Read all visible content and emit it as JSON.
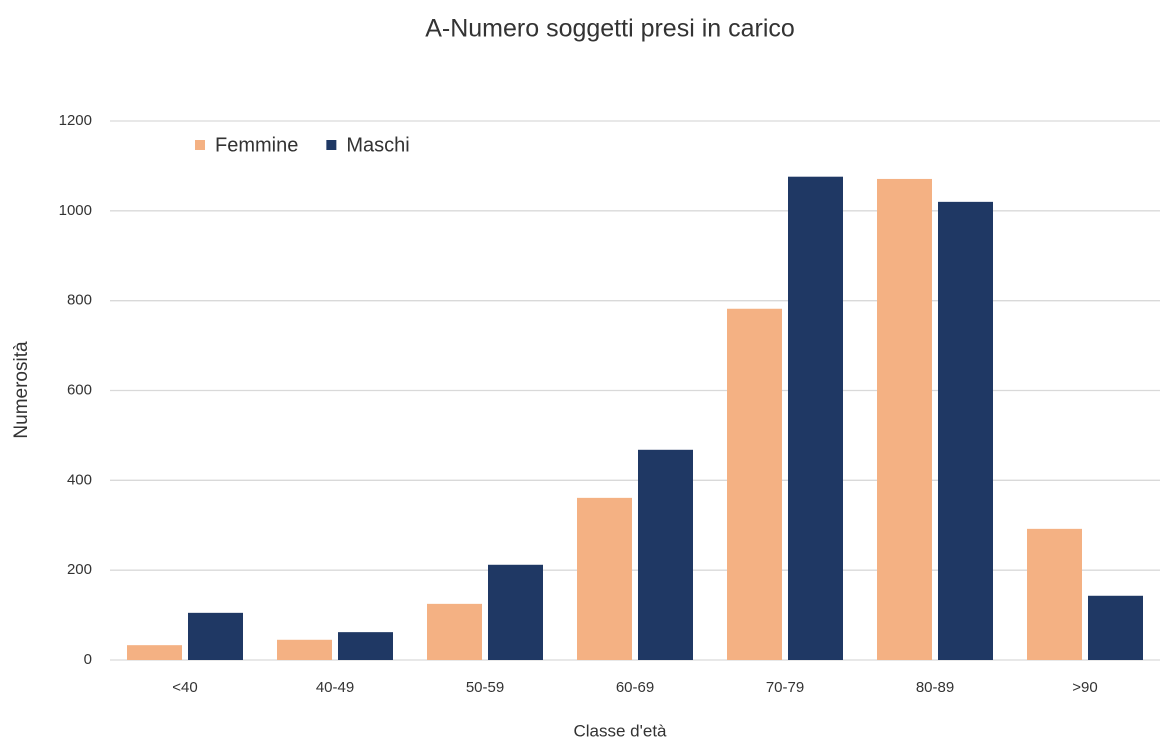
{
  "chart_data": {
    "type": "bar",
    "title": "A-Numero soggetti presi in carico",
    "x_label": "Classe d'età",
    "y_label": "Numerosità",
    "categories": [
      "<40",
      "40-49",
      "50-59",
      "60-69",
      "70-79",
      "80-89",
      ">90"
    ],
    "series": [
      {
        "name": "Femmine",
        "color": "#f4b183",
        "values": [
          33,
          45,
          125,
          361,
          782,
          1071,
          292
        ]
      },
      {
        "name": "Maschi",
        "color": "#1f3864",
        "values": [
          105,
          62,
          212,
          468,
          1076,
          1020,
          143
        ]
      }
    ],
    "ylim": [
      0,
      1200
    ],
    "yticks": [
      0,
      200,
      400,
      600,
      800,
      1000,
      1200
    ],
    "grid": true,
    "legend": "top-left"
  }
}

- - - - - - -

Challenge
Every record above should be transcribed exactly; the pictures stay out of the copy.

Result below
Read all visible content and emit it as JSON.
{
  "chart_data": {
    "type": "bar",
    "title": "A-Numero soggetti presi in carico",
    "x_label": "Classe d'età",
    "y_label": "Numerosità",
    "categories": [
      "<40",
      "40-49",
      "50-59",
      "60-69",
      "70-79",
      "80-89",
      ">90"
    ],
    "series": [
      {
        "name": "Femmine",
        "color": "#f4b183",
        "values": [
          33,
          45,
          125,
          361,
          782,
          1071,
          292
        ]
      },
      {
        "name": "Maschi",
        "color": "#1f3864",
        "values": [
          105,
          62,
          212,
          468,
          1076,
          1020,
          143
        ]
      }
    ],
    "ylim": [
      0,
      1200
    ],
    "yticks": [
      0,
      200,
      400,
      600,
      800,
      1000,
      1200
    ],
    "grid": true,
    "legend": "top-left"
  }
}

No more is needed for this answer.